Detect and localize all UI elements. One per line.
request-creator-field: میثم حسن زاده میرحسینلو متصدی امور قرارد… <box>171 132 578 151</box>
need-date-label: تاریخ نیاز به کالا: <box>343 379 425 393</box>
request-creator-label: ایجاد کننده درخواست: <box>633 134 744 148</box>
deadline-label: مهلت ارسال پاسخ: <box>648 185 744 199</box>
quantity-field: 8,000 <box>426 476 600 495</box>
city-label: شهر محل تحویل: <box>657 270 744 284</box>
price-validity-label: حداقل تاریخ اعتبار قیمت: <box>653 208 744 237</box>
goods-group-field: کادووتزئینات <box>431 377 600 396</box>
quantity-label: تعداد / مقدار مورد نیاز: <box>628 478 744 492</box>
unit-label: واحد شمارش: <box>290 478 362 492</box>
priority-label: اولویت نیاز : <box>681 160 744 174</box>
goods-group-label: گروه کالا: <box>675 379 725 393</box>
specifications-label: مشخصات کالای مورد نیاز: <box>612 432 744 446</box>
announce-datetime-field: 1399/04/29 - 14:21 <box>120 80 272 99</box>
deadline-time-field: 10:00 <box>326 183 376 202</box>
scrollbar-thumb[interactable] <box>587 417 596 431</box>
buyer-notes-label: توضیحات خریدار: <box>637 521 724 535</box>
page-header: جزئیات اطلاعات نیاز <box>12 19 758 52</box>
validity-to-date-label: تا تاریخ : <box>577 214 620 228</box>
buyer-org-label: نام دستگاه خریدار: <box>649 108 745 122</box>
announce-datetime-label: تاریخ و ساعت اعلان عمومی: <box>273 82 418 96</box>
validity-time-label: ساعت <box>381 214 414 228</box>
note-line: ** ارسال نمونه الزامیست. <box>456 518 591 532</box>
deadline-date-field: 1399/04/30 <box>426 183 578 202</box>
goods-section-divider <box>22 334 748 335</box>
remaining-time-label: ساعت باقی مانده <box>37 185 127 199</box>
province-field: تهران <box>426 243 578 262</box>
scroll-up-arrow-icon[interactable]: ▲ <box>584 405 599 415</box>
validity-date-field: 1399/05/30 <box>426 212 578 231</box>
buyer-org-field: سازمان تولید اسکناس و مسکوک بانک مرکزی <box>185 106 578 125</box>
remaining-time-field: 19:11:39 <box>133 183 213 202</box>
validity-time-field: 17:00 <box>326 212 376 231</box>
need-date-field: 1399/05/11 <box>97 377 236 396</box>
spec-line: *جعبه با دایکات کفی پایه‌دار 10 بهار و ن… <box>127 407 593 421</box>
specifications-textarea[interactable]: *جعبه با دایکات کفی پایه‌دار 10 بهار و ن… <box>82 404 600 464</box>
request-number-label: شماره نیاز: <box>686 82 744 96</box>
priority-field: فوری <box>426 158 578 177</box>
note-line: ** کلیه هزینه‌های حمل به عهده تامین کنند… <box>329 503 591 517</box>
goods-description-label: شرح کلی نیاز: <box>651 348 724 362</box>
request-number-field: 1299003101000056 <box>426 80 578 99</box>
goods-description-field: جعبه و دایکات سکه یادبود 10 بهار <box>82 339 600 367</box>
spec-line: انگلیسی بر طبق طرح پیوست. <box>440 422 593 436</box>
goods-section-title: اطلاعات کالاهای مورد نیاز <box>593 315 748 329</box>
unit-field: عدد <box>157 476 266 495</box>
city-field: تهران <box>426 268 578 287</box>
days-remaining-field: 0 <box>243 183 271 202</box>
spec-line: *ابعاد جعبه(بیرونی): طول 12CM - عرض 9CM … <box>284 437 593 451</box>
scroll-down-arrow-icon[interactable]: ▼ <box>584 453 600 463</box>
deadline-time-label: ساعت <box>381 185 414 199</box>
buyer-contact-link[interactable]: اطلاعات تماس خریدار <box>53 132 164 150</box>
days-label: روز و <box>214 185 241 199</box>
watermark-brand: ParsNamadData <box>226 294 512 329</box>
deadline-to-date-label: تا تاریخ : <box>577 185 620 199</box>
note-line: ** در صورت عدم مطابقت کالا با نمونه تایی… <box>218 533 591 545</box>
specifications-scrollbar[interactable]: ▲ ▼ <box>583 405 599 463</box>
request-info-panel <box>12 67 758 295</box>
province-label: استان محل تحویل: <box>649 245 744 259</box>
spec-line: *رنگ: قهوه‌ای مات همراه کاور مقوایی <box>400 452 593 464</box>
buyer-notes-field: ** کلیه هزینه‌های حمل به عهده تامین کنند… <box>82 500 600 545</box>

========

Exercise aim
Can you print the stretch of the records above from their first line through the line containing "need-date-label: تاریخ نیاز", inclusive, reproducing each line unchanged?

Correct answer
Detect and localize all UI elements. One per line.
request-creator-field: میثم حسن زاده میرحسینلو متصدی امور قرارد… <box>171 132 578 151</box>
need-date-label: تاریخ نیاز به کالا: <box>343 379 425 393</box>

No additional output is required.